#### AIM
Take every line that has the string "group" and copy it out.

#### RECORDS PROVIDED
>>

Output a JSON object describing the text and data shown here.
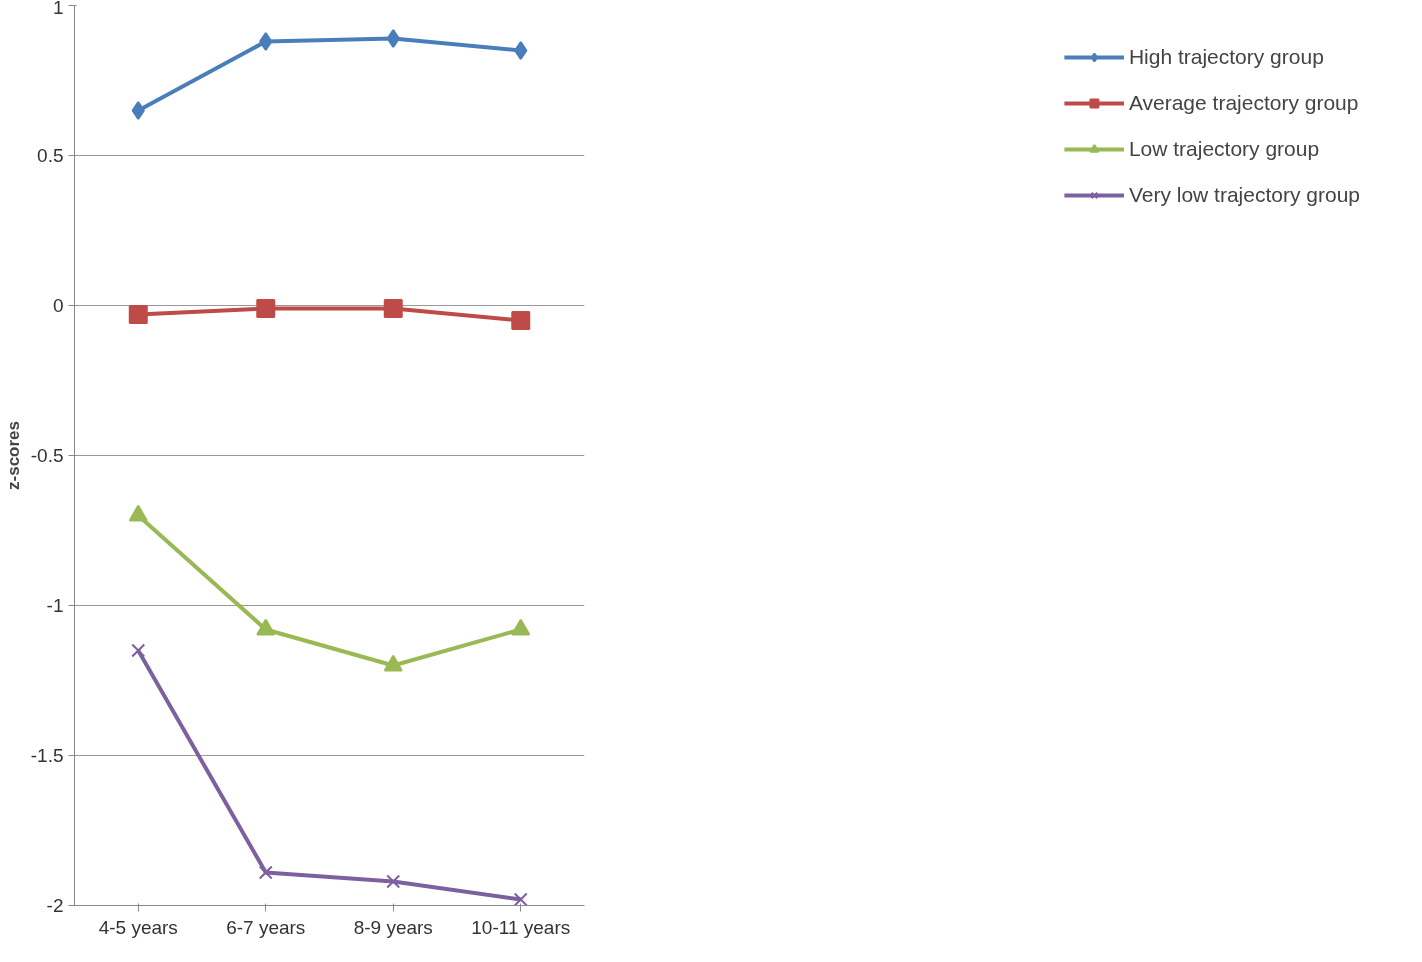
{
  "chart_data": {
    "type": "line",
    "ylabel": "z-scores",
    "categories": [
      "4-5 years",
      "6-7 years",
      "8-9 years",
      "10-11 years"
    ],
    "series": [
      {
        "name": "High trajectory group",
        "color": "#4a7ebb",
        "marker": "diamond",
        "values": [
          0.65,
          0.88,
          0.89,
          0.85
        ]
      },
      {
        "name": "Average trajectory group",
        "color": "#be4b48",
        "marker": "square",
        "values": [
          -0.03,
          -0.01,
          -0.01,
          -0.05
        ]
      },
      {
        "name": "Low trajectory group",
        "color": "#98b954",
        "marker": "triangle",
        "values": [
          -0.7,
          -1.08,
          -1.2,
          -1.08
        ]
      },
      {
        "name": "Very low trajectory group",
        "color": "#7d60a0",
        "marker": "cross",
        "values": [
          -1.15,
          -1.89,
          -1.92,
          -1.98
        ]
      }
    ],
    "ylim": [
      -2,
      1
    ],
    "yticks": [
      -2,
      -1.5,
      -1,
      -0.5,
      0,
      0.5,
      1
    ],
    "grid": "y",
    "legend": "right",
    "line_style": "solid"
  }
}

<<

#### ANSWER TO THIS PROBLEM
        "name": "High trajectory group",
        "name": "Average trajectory group",
        "name": "Low trajectory group",
        "name": "Very low trajectory group",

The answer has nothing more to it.